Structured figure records
------------------------

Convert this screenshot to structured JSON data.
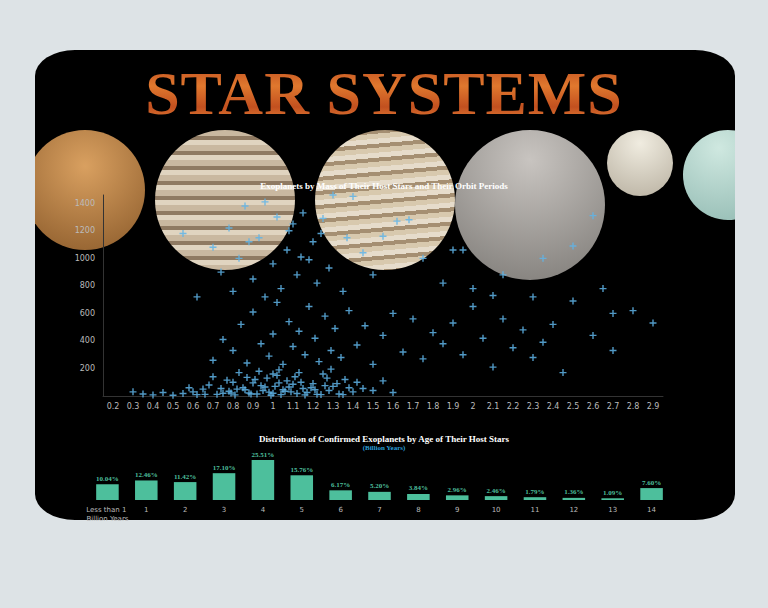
{
  "header": {
    "title": "STAR SYSTEMS"
  },
  "chart_data": [
    {
      "type": "scatter",
      "title": "Exoplanets by Mass of Their Host Stars and Their Orbit Periods",
      "color": "#5fb4e8",
      "marker": "plus",
      "grid": false,
      "xlim": [
        0.15,
        2.95
      ],
      "ylim": [
        0,
        1460
      ],
      "xticks": [
        0.2,
        0.3,
        0.4,
        0.5,
        0.6,
        0.7,
        0.8,
        0.9,
        1.0,
        1.1,
        1.2,
        1.3,
        1.4,
        1.5,
        1.6,
        1.7,
        1.8,
        1.9,
        2.0,
        2.1,
        2.2,
        2.3,
        2.4,
        2.5,
        2.6,
        2.7,
        2.8,
        2.9
      ],
      "yticks": [
        200,
        400,
        600,
        800,
        1000,
        1200,
        1400
      ],
      "x": [
        0.72,
        0.78,
        0.81,
        0.85,
        0.88,
        0.9,
        0.92,
        0.95,
        0.97,
        0.99,
        1.0,
        1.01,
        1.02,
        1.04,
        1.05,
        1.07,
        1.09,
        1.1,
        1.12,
        1.15,
        1.17,
        1.2,
        1.22,
        1.25,
        1.28,
        1.3,
        1.33,
        1.36,
        1.4,
        1.45,
        0.5,
        0.55,
        0.6,
        0.62,
        0.65,
        0.68,
        0.7,
        0.75,
        0.8,
        0.83,
        0.3,
        0.35,
        0.4,
        0.45,
        0.58,
        0.66,
        0.86,
        0.93,
        0.96,
        1.03,
        1.06,
        1.11,
        1.14,
        1.19,
        1.24,
        1.27,
        1.32,
        1.5,
        1.55,
        1.6,
        0.7,
        0.75,
        0.8,
        0.84,
        0.87,
        0.9,
        0.94,
        0.98,
        1.0,
        1.02,
        1.05,
        1.08,
        1.1,
        1.13,
        1.16,
        1.18,
        1.21,
        1.23,
        1.26,
        1.29,
        1.31,
        1.34,
        1.38,
        1.42,
        1.46,
        1.5,
        1.55,
        1.6,
        1.65,
        1.7,
        1.75,
        1.8,
        1.85,
        1.9,
        1.95,
        2.0,
        2.05,
        2.1,
        2.15,
        2.2,
        2.25,
        2.3,
        2.35,
        2.4,
        2.45,
        2.5,
        2.6,
        2.7,
        2.8,
        2.9,
        0.55,
        0.62,
        0.7,
        0.74,
        0.78,
        0.8,
        0.83,
        0.86,
        0.9,
        0.93,
        0.96,
        1.0,
        1.02,
        1.04,
        1.07,
        1.1,
        1.12,
        1.15,
        1.18,
        1.2,
        1.22,
        1.25,
        1.28,
        1.3,
        1.35,
        1.4,
        1.45,
        1.5,
        1.55,
        1.62,
        1.68,
        1.75,
        1.85,
        1.95,
        2.0,
        2.1,
        2.15,
        2.3,
        2.35,
        2.5,
        2.6,
        2.65,
        2.7,
        1.9,
        1.08,
        0.88,
        0.96,
        1.14,
        1.24,
        1.37,
        0.82,
        0.89,
        0.91,
        0.94,
        0.98,
        1.0,
        1.03,
        1.08,
        1.13,
        1.16,
        1.21,
        1.26,
        1.29,
        1.35,
        1.38,
        1.42,
        0.74,
        0.77,
        0.79,
        0.87
      ],
      "values": [
        12,
        35,
        8,
        60,
        22,
        95,
        15,
        40,
        130,
        5,
        20,
        70,
        150,
        10,
        45,
        110,
        30,
        85,
        18,
        55,
        25,
        90,
        12,
        160,
        40,
        70,
        15,
        120,
        30,
        55,
        5,
        18,
        30,
        10,
        50,
        80,
        140,
        20,
        100,
        170,
        30,
        15,
        8,
        25,
        60,
        12,
        45,
        180,
        65,
        190,
        35,
        140,
        100,
        60,
        10,
        130,
        90,
        40,
        110,
        25,
        260,
        410,
        330,
        520,
        240,
        610,
        380,
        290,
        450,
        680,
        230,
        540,
        360,
        470,
        300,
        650,
        420,
        250,
        580,
        330,
        490,
        280,
        620,
        370,
        510,
        230,
        440,
        600,
        320,
        560,
        270,
        460,
        380,
        530,
        300,
        650,
        420,
        210,
        560,
        350,
        480,
        280,
        390,
        520,
        170,
        690,
        440,
        330,
        620,
        530,
        1180,
        720,
        1080,
        900,
        1220,
        760,
        1000,
        1380,
        850,
        1150,
        1410,
        960,
        1300,
        780,
        1060,
        1250,
        880,
        1330,
        990,
        1120,
        820,
        1290,
        930,
        1460,
        760,
        1450,
        1040,
        880,
        1160,
        1270,
        1280,
        1000,
        820,
        1060,
        780,
        730,
        880,
        720,
        1000,
        1090,
        1310,
        780,
        600,
        1060,
        1200,
        1120,
        720,
        1010,
        1180,
        1150,
        50,
        15,
        120,
        75,
        28,
        160,
        95,
        65,
        170,
        8,
        45,
        75,
        195,
        10,
        60,
        100,
        55,
        115,
        22,
        135
      ]
    },
    {
      "type": "bar",
      "title": "Distribution of Confirmed Exoplanets by Age of Their Host Stars",
      "subtitle": "(Billion Years)",
      "color": "#4dbf9c",
      "data_labels": true,
      "tick_labels": "x",
      "grid": false,
      "categories": [
        "Less than 1 Billion Years",
        "1",
        "2",
        "3",
        "4",
        "5",
        "6",
        "7",
        "8",
        "9",
        "10",
        "11",
        "12",
        "13",
        "14"
      ],
      "values": [
        10.04,
        12.46,
        11.42,
        17.1,
        25.51,
        15.76,
        6.17,
        5.2,
        3.84,
        2.96,
        2.46,
        1.79,
        1.36,
        1.09,
        7.6
      ],
      "value_labels": [
        "10.04%",
        "12.46%",
        "11.42%",
        "17.10%",
        "25.51%",
        "15.76%",
        "6.17%",
        "5.20%",
        "3.84%",
        "2.96%",
        "2.46%",
        "1.79%",
        "1.36%",
        "1.09%",
        "7.60%"
      ]
    }
  ]
}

------------------------

Copy every line above in which the string "Years" shows up.

      "subtitle": "(Billion Years)",
        "Less than 1 Billion Years",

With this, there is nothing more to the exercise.